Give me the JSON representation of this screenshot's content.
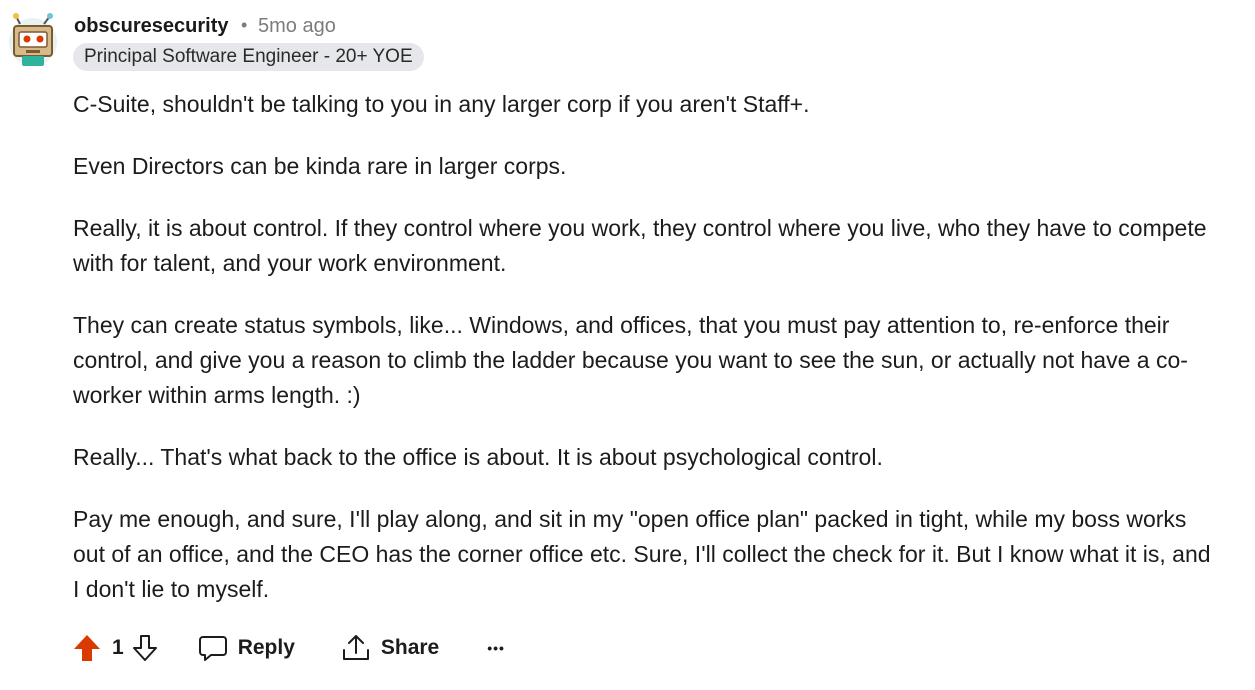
{
  "comment": {
    "author": "obscuresecurity",
    "separator": "•",
    "time_ago": "5mo ago",
    "flair": "Principal Software Engineer - 20+ YOE",
    "paragraphs": [
      "C-Suite, shouldn't be talking to you in any larger corp if you aren't Staff+.",
      "Even Directors can be kinda rare in larger corps.",
      "Really, it is about control. If they control where you work, they control where you live, who they have to compete with for talent, and your work environment.",
      "They can create status symbols, like... Windows, and offices, that you must pay attention to, re-enforce their control, and give you a reason to climb the ladder because you want to see the sun, or actually not have a co-worker within arms length. :)",
      "Really... That's what back to the office is about. It is about psychological control.",
      "Pay me enough, and sure, I'll play along, and sit in my \"open office plan\" packed in tight, while my boss works out of an office, and the CEO has the corner office etc. Sure, I'll collect the check for it. But I know what it is, and I don't lie to myself."
    ]
  },
  "actions": {
    "vote_count": "1",
    "reply_label": "Reply",
    "share_label": "Share",
    "more_label": "•••"
  },
  "icons": {
    "upvote": "upvote-arrow-icon",
    "downvote": "downvote-arrow-icon",
    "reply": "speech-bubble-icon",
    "share": "share-upload-icon",
    "avatar": "robot-avatar"
  },
  "colors": {
    "upvote_active": "#d93a00",
    "meta_gray": "#7c7c7c",
    "flair_bg": "#e5e7eb"
  }
}
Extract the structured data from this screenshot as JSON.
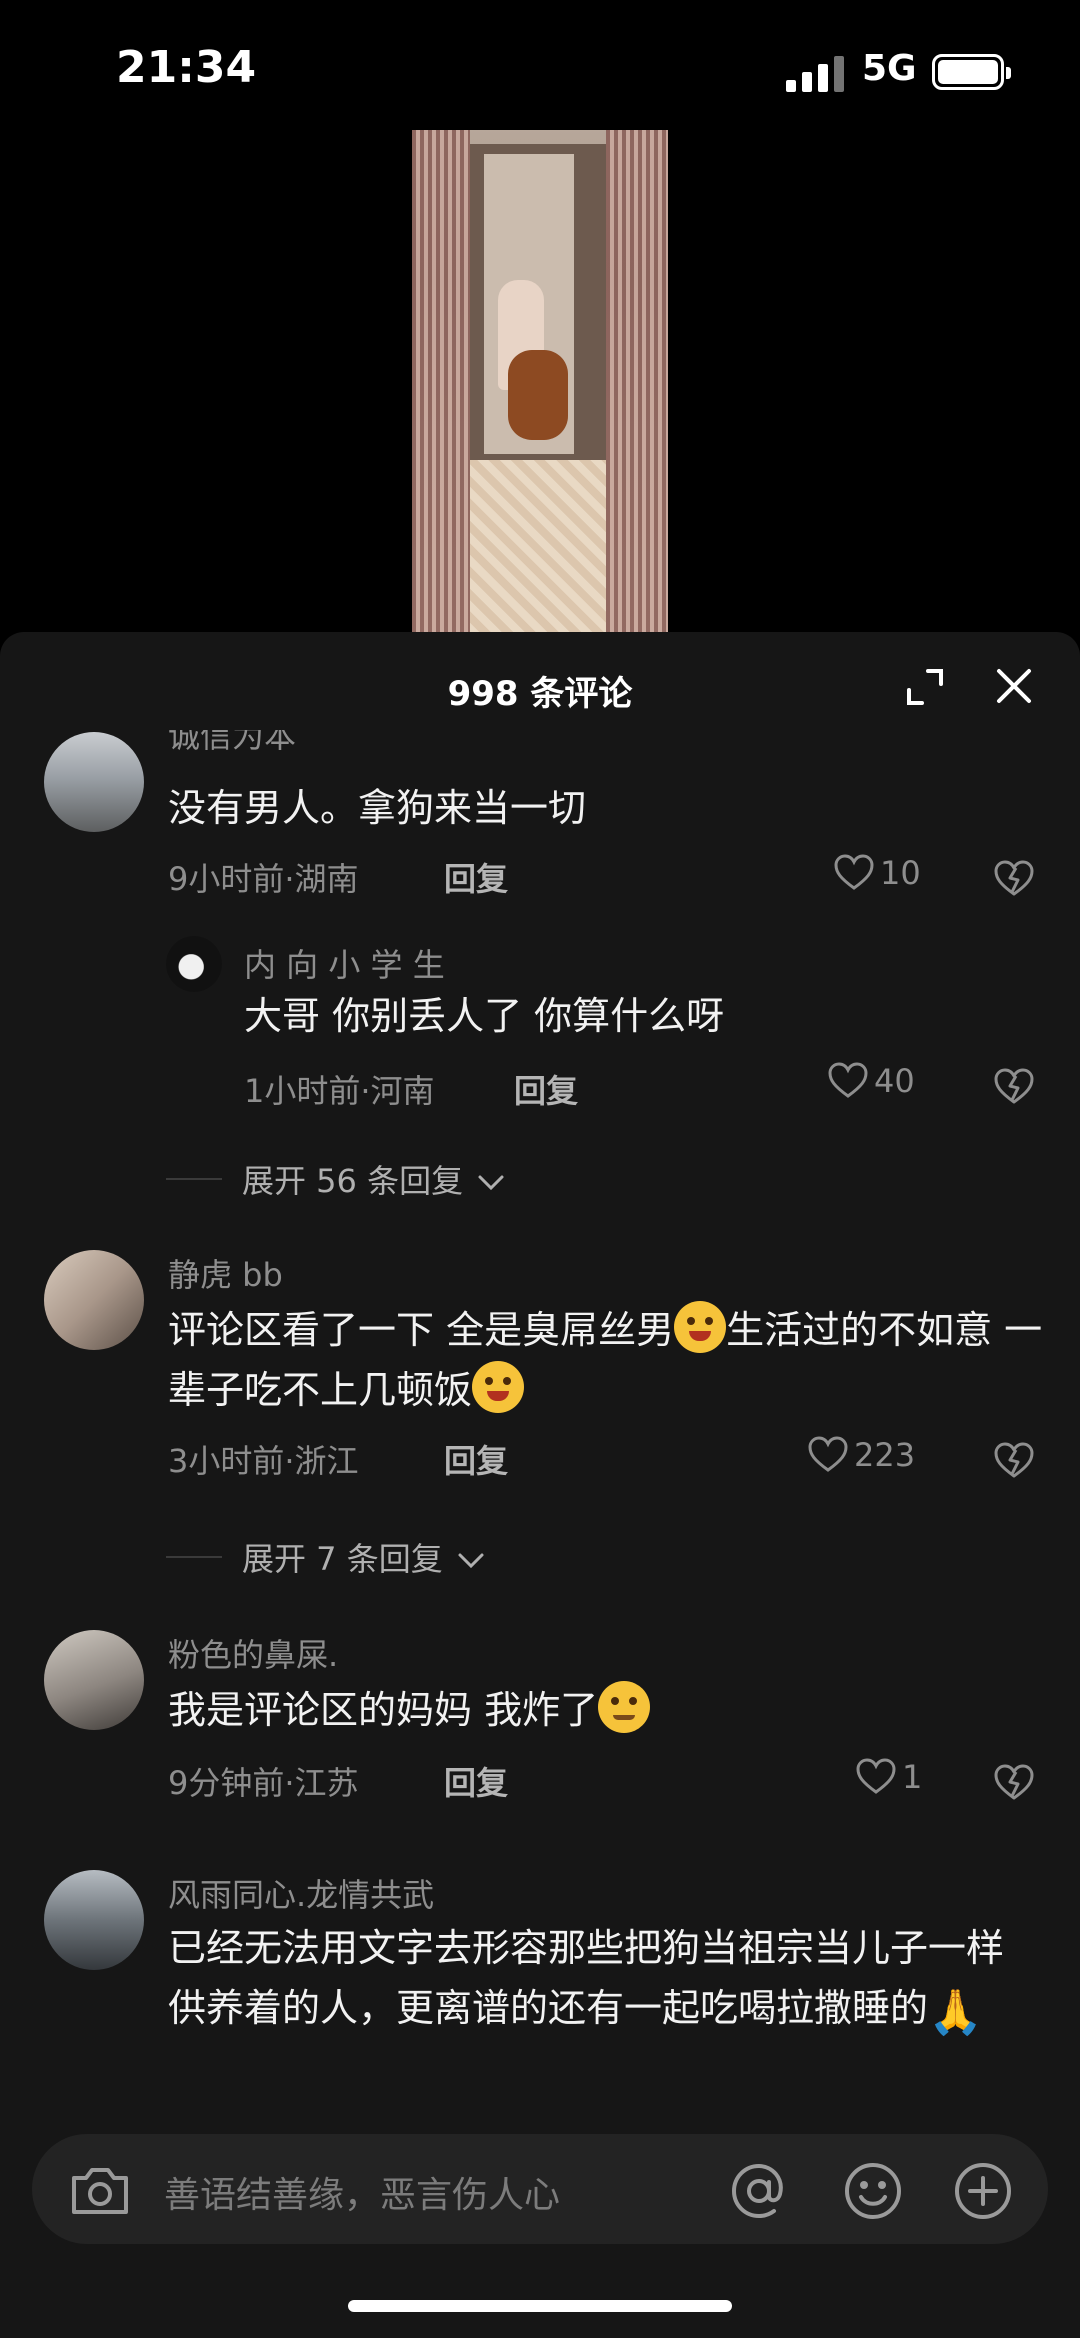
{
  "status": {
    "time": "21:34",
    "network": "5G"
  },
  "sheet": {
    "title": "998 条评论"
  },
  "comments": [
    {
      "user": "诚信为本",
      "text": "没有男人。拿狗来当一切",
      "meta": "9小时前·湖南",
      "reply_label": "回复",
      "likes": "10"
    },
    {
      "user": "内 向 小 学 生",
      "text": "大哥 你别丢人了 你算什么呀",
      "meta": "1小时前·河南",
      "reply_label": "回复",
      "likes": "40"
    },
    {
      "user": "静虎 bb",
      "text_part1": "评论区看了一下 全是臭屌丝男",
      "text_part2": "生活过的不如意 一辈子吃不上几顿饭",
      "meta": "3小时前·浙江",
      "reply_label": "回复",
      "likes": "223"
    },
    {
      "user": "粉色的鼻屎.",
      "text": "我是评论区的妈妈 我炸了",
      "meta": "9分钟前·江苏",
      "reply_label": "回复",
      "likes": "1"
    },
    {
      "user": "风雨同心.龙情共武",
      "text": "已经无法用文字去形容那些把狗当祖宗当儿子一样供养着的人，更离谱的还有一起吃喝拉撒睡的"
    }
  ],
  "expanders": [
    {
      "label": "展开 56 条回复"
    },
    {
      "label": "展开 7 条回复"
    }
  ],
  "input": {
    "placeholder": "善语结善缘，恶言伤人心"
  },
  "icons": {
    "expand": "expand-icon",
    "close": "close-icon",
    "heart": "heart-icon",
    "dislike": "dislike-icon",
    "camera": "camera-icon",
    "at": "at-icon",
    "emoji": "smile-icon",
    "add": "plus-icon"
  }
}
• • • •
* WHAT IS NEEDED
Find the lines above that contain the word "JSON" and collect them.

* ANSWER TO THIS PROBLEM
Give me the JSON representation of this screenshot's content.
Extract the structured data from this screenshot as JSON.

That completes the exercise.